**EXERCISE GOAL**
Search the material and gather each line with "icon" in it.

◆ ◆ ◆

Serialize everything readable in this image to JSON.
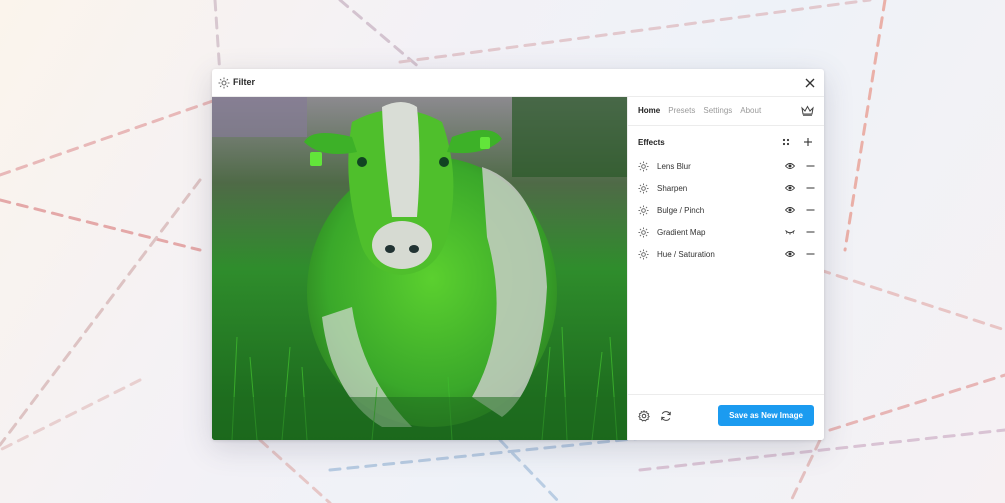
{
  "window": {
    "title": "Filter",
    "title_icon": "sun-icon",
    "close_icon": "close-icon"
  },
  "image": {
    "subject": "cow in grass with green hue filter"
  },
  "panel": {
    "tabs": [
      {
        "label": "Home",
        "active": true
      },
      {
        "label": "Presets",
        "active": false
      },
      {
        "label": "Settings",
        "active": false
      },
      {
        "label": "About",
        "active": false
      }
    ],
    "premium_icon": "crown-icon",
    "effects_title": "Effects",
    "effects": [
      {
        "label": "Lens Blur",
        "visible": true
      },
      {
        "label": "Sharpen",
        "visible": true
      },
      {
        "label": "Bulge / Pinch",
        "visible": true
      },
      {
        "label": "Gradient Map",
        "visible": false
      },
      {
        "label": "Hue / Saturation",
        "visible": true
      }
    ],
    "save_label": "Save as New Image"
  },
  "colors": {
    "accent": "#1b9bf0",
    "tint": "#4fc22a"
  }
}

◆ ◆ ◆

**SOLUTION FOR THIS PROBLEM**
    "title_icon": "sun-icon",
    "close_icon": "close-icon"
    "premium_icon": "crown-icon",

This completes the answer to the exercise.